#### Task brief
Render every entry verbatim.

#### Records supplied
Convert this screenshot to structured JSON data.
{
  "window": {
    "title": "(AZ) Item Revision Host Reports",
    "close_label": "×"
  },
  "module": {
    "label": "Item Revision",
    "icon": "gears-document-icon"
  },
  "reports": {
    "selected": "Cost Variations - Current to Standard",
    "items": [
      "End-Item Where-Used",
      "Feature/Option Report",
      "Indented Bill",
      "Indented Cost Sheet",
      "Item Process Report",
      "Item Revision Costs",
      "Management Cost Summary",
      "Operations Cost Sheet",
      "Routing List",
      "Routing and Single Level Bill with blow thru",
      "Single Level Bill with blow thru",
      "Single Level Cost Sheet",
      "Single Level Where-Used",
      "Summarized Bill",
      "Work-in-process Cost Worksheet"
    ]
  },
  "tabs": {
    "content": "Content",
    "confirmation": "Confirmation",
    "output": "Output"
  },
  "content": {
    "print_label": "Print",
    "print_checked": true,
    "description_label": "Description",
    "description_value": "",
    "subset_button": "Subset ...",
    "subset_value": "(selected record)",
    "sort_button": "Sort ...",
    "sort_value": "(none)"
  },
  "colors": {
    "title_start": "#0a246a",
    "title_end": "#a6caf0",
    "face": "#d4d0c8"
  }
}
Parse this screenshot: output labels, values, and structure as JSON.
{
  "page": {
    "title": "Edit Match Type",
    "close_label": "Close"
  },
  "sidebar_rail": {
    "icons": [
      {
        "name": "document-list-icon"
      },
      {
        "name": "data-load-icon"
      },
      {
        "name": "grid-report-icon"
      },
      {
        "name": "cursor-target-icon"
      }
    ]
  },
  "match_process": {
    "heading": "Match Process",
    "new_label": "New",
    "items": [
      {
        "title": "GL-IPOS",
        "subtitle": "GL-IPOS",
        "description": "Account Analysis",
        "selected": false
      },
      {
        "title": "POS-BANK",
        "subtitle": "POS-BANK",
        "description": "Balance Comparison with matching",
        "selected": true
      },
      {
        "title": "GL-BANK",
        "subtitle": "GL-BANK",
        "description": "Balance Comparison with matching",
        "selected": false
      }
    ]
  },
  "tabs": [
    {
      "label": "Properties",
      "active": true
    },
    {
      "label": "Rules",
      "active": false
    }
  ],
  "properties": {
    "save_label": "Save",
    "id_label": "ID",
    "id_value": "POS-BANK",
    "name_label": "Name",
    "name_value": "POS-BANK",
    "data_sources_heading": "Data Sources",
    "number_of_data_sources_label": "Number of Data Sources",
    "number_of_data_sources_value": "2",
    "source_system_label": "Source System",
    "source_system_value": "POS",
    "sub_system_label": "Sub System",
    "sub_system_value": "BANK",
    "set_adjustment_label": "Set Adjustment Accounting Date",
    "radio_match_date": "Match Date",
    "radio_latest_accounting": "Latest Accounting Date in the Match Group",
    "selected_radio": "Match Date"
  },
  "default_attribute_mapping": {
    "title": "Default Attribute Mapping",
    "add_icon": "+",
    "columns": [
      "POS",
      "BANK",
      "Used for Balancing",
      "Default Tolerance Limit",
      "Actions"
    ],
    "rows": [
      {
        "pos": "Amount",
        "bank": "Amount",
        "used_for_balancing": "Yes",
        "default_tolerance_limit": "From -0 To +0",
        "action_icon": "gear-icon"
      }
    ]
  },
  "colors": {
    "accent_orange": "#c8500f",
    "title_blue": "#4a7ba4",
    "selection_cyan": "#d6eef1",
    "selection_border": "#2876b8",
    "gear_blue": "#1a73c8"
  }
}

#### Task response
Convert this screenshot to structured JSON data.
{
  "window": {
    "title": "(AZ) Item Revision Host Reports",
    "close_label": "×"
  },
  "module": {
    "label": "Item Revision",
    "icon": "gears-document-icon"
  },
  "reports": {
    "selected": "Cost Variations - Current to Standard",
    "items": [
      "End-Item Where-Used",
      "Feature/Option Report",
      "Indented Bill",
      "Indented Cost Sheet",
      "Item Process Report",
      "Item Revision Costs",
      "Management Cost Summary",
      "Operations Cost Sheet",
      "Routing List",
      "Routing and Single Level Bill with blow thru",
      "Single Level Bill with blow thru",
      "Single Level Cost Sheet",
      "Single Level Where-Used",
      "Summarized Bill",
      "Work-in-process Cost Worksheet"
    ]
  },
  "tabs": {
    "content": "Content",
    "confirmation": "Confirmation",
    "output": "Output"
  },
  "content": {
    "print_label": "Print",
    "print_checked": true,
    "description_label": "Description",
    "description_value": "",
    "subset_button": "Subset ...",
    "subset_value": "(selected record)",
    "sort_button": "Sort ...",
    "sort_value": "(none)"
  },
  "colors": {
    "title_start": "#0a246a",
    "title_end": "#a6caf0",
    "face": "#d4d0c8"
  }
}
Parse this screenshot: output labels, values, and structure as JSON.
{
  "page": {
    "title": "Edit Match Type",
    "close_label": "Close"
  },
  "sidebar_rail": {
    "icons": [
      {
        "name": "document-list-icon"
      },
      {
        "name": "data-load-icon"
      },
      {
        "name": "grid-report-icon"
      },
      {
        "name": "cursor-target-icon"
      }
    ]
  },
  "match_process": {
    "heading": "Match Process",
    "new_label": "New",
    "items": [
      {
        "title": "GL-IPOS",
        "subtitle": "GL-IPOS",
        "description": "Account Analysis",
        "selected": false
      },
      {
        "title": "POS-BANK",
        "subtitle": "POS-BANK",
        "description": "Balance Comparison with matching",
        "selected": true
      },
      {
        "title": "GL-BANK",
        "subtitle": "GL-BANK",
        "description": "Balance Comparison with matching",
        "selected": false
      }
    ]
  },
  "tabs": [
    {
      "label": "Properties",
      "active": true
    },
    {
      "label": "Rules",
      "active": false
    }
  ],
  "properties": {
    "save_label": "Save",
    "id_label": "ID",
    "id_value": "POS-BANK",
    "name_label": "Name",
    "name_value": "POS-BANK",
    "data_sources_heading": "Data Sources",
    "number_of_data_sources_label": "Number of Data Sources",
    "number_of_data_sources_value": "2",
    "source_system_label": "Source System",
    "source_system_value": "POS",
    "sub_system_label": "Sub System",
    "sub_system_value": "BANK",
    "set_adjustment_label": "Set Adjustment Accounting Date",
    "radio_match_date": "Match Date",
    "radio_latest_accounting": "Latest Accounting Date in the Match Group",
    "selected_radio": "Match Date"
  },
  "default_attribute_mapping": {
    "title": "Default Attribute Mapping",
    "add_icon": "+",
    "columns": [
      "POS",
      "BANK",
      "Used for Balancing",
      "Default Tolerance Limit",
      "Actions"
    ],
    "rows": [
      {
        "pos": "Amount",
        "bank": "Amount",
        "used_for_balancing": "Yes",
        "default_tolerance_limit": "From -0 To +0",
        "action_icon": "gear-icon"
      }
    ]
  },
  "colors": {
    "accent_orange": "#c8500f",
    "title_blue": "#4a7ba4",
    "selection_cyan": "#d6eef1",
    "selection_border": "#2876b8",
    "gear_blue": "#1a73c8"
  }
}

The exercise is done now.